#### Required work:
Write out all the material exactly. Leave nothing out.

-- START OF Material for the task --

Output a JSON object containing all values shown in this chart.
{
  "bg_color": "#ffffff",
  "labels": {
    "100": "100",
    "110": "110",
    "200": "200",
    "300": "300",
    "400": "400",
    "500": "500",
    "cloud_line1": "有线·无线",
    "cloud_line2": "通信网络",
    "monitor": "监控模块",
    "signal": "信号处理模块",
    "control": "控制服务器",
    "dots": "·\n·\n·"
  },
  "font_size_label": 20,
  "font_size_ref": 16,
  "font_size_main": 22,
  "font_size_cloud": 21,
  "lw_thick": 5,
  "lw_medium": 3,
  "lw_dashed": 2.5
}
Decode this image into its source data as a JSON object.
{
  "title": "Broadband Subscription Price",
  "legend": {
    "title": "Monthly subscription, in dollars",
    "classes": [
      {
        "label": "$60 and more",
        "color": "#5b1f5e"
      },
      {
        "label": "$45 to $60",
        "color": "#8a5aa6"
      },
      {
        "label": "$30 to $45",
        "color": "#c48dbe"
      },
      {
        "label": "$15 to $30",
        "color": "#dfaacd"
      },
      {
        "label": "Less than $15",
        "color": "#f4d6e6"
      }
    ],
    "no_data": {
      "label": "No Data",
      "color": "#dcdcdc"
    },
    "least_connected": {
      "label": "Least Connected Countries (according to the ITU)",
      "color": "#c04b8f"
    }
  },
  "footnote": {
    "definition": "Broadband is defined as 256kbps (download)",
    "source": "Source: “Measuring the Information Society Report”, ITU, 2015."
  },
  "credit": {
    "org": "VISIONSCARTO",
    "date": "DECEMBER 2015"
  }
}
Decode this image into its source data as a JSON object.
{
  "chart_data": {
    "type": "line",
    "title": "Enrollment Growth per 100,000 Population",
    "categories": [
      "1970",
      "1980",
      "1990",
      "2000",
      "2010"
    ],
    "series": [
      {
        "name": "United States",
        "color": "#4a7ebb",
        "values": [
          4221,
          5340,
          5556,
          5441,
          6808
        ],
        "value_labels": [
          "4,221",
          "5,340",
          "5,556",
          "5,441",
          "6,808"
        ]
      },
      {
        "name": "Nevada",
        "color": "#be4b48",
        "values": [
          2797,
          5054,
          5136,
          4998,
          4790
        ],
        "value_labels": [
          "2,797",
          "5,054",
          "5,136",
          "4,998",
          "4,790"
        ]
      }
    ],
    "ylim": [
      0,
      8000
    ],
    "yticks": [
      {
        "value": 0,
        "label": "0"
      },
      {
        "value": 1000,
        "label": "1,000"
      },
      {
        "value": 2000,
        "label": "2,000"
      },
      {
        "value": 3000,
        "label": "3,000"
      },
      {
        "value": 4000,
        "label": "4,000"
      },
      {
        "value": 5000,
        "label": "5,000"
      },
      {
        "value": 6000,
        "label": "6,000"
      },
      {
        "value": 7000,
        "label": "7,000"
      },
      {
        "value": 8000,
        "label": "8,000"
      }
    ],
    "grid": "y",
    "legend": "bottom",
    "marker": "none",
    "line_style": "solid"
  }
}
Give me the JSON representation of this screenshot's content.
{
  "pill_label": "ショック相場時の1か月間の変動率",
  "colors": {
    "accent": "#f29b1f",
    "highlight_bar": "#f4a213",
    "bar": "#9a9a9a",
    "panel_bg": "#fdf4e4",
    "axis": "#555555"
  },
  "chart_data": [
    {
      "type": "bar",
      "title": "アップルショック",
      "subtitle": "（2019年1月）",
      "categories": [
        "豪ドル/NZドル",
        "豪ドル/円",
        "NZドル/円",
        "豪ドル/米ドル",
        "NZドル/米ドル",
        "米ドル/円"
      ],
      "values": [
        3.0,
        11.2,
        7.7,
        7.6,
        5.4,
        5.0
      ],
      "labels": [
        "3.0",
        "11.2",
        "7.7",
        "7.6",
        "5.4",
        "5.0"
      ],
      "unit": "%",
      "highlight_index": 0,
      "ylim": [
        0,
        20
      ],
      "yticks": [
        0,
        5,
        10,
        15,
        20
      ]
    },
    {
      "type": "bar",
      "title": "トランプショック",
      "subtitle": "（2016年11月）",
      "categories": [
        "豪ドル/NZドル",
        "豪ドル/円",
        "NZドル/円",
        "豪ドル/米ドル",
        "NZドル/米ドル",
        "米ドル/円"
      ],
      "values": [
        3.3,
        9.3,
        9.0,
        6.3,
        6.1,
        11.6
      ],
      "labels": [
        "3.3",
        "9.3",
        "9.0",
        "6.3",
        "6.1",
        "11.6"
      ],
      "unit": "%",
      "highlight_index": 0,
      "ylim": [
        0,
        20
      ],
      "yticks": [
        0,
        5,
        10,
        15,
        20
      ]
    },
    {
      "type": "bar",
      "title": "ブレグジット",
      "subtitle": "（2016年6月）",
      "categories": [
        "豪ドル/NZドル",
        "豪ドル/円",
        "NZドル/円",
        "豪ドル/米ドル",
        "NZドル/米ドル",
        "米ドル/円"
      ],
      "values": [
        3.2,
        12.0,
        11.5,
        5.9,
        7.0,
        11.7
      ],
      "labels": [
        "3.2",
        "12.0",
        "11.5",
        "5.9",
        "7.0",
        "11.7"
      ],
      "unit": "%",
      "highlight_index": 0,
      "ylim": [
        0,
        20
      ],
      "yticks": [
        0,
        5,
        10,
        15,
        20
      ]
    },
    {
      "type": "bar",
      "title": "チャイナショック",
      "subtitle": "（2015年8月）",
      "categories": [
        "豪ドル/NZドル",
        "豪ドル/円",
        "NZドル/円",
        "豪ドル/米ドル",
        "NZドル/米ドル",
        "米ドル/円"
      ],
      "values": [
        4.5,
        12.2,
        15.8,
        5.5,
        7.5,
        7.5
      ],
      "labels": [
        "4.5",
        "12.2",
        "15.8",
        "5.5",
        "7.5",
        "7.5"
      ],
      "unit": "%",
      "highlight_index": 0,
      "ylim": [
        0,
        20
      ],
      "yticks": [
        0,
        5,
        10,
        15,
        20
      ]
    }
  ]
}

-- END OF Material for the task --

#### Exercise solution:
Output a JSON object containing all values shown in this chart.
{
  "bg_color": "#ffffff",
  "labels": {
    "100": "100",
    "110": "110",
    "200": "200",
    "300": "300",
    "400": "400",
    "500": "500",
    "cloud_line1": "有线·无线",
    "cloud_line2": "通信网络",
    "monitor": "监控模块",
    "signal": "信号处理模块",
    "control": "控制服务器",
    "dots": "·\n·\n·"
  },
  "font_size_label": 20,
  "font_size_ref": 16,
  "font_size_main": 22,
  "font_size_cloud": 21,
  "lw_thick": 5,
  "lw_medium": 3,
  "lw_dashed": 2.5
}
Decode this image into its source data as a JSON object.
{
  "title": "Broadband Subscription Price",
  "legend": {
    "title": "Monthly subscription, in dollars",
    "classes": [
      {
        "label": "$60 and more",
        "color": "#5b1f5e"
      },
      {
        "label": "$45 to $60",
        "color": "#8a5aa6"
      },
      {
        "label": "$30 to $45",
        "color": "#c48dbe"
      },
      {
        "label": "$15 to $30",
        "color": "#dfaacd"
      },
      {
        "label": "Less than $15",
        "color": "#f4d6e6"
      }
    ],
    "no_data": {
      "label": "No Data",
      "color": "#dcdcdc"
    },
    "least_connected": {
      "label": "Least Connected Countries (according to the ITU)",
      "color": "#c04b8f"
    }
  },
  "footnote": {
    "definition": "Broadband is defined as 256kbps (download)",
    "source": "Source: “Measuring the Information Society Report”, ITU, 2015."
  },
  "credit": {
    "org": "VISIONSCARTO",
    "date": "DECEMBER 2015"
  }
}
Decode this image into its source data as a JSON object.
{
  "chart_data": {
    "type": "line",
    "title": "Enrollment Growth per 100,000 Population",
    "categories": [
      "1970",
      "1980",
      "1990",
      "2000",
      "2010"
    ],
    "series": [
      {
        "name": "United States",
        "color": "#4a7ebb",
        "values": [
          4221,
          5340,
          5556,
          5441,
          6808
        ],
        "value_labels": [
          "4,221",
          "5,340",
          "5,556",
          "5,441",
          "6,808"
        ]
      },
      {
        "name": "Nevada",
        "color": "#be4b48",
        "values": [
          2797,
          5054,
          5136,
          4998,
          4790
        ],
        "value_labels": [
          "2,797",
          "5,054",
          "5,136",
          "4,998",
          "4,790"
        ]
      }
    ],
    "ylim": [
      0,
      8000
    ],
    "yticks": [
      {
        "value": 0,
        "label": "0"
      },
      {
        "value": 1000,
        "label": "1,000"
      },
      {
        "value": 2000,
        "label": "2,000"
      },
      {
        "value": 3000,
        "label": "3,000"
      },
      {
        "value": 4000,
        "label": "4,000"
      },
      {
        "value": 5000,
        "label": "5,000"
      },
      {
        "value": 6000,
        "label": "6,000"
      },
      {
        "value": 7000,
        "label": "7,000"
      },
      {
        "value": 8000,
        "label": "8,000"
      }
    ],
    "grid": "y",
    "legend": "bottom",
    "marker": "none",
    "line_style": "solid"
  }
}
Give me the JSON representation of this screenshot's content.
{
  "pill_label": "ショック相場時の1か月間の変動率",
  "colors": {
    "accent": "#f29b1f",
    "highlight_bar": "#f4a213",
    "bar": "#9a9a9a",
    "panel_bg": "#fdf4e4",
    "axis": "#555555"
  },
  "chart_data": [
    {
      "type": "bar",
      "title": "アップルショック",
      "subtitle": "（2019年1月）",
      "categories": [
        "豪ドル/NZドル",
        "豪ドル/円",
        "NZドル/円",
        "豪ドル/米ドル",
        "NZドル/米ドル",
        "米ドル/円"
      ],
      "values": [
        3.0,
        11.2,
        7.7,
        7.6,
        5.4,
        5.0
      ],
      "labels": [
        "3.0",
        "11.2",
        "7.7",
        "7.6",
        "5.4",
        "5.0"
      ],
      "unit": "%",
      "highlight_index": 0,
      "ylim": [
        0,
        20
      ],
      "yticks": [
        0,
        5,
        10,
        15,
        20
      ]
    },
    {
      "type": "bar",
      "title": "トランプショック",
      "subtitle": "（2016年11月）",
      "categories": [
        "豪ドル/NZドル",
        "豪ドル/円",
        "NZドル/円",
        "豪ドル/米ドル",
        "NZドル/米ドル",
        "米ドル/円"
      ],
      "values": [
        3.3,
        9.3,
        9.0,
        6.3,
        6.1,
        11.6
      ],
      "labels": [
        "3.3",
        "9.3",
        "9.0",
        "6.3",
        "6.1",
        "11.6"
      ],
      "unit": "%",
      "highlight_index": 0,
      "ylim": [
        0,
        20
      ],
      "yticks": [
        0,
        5,
        10,
        15,
        20
      ]
    },
    {
      "type": "bar",
      "title": "ブレグジット",
      "subtitle": "（2016年6月）",
      "categories": [
        "豪ドル/NZドル",
        "豪ドル/円",
        "NZドル/円",
        "豪ドル/米ドル",
        "NZドル/米ドル",
        "米ドル/円"
      ],
      "values": [
        3.2,
        12.0,
        11.5,
        5.9,
        7.0,
        11.7
      ],
      "labels": [
        "3.2",
        "12.0",
        "11.5",
        "5.9",
        "7.0",
        "11.7"
      ],
      "unit": "%",
      "highlight_index": 0,
      "ylim": [
        0,
        20
      ],
      "yticks": [
        0,
        5,
        10,
        15,
        20
      ]
    },
    {
      "type": "bar",
      "title": "チャイナショック",
      "subtitle": "（2015年8月）",
      "categories": [
        "豪ドル/NZドル",
        "豪ドル/円",
        "NZドル/円",
        "豪ドル/米ドル",
        "NZドル/米ドル",
        "米ドル/円"
      ],
      "values": [
        4.5,
        12.2,
        15.8,
        5.5,
        7.5,
        7.5
      ],
      "labels": [
        "4.5",
        "12.2",
        "15.8",
        "5.5",
        "7.5",
        "7.5"
      ],
      "unit": "%",
      "highlight_index": 0,
      "ylim": [
        0,
        20
      ],
      "yticks": [
        0,
        5,
        10,
        15,
        20
      ]
    }
  ]
}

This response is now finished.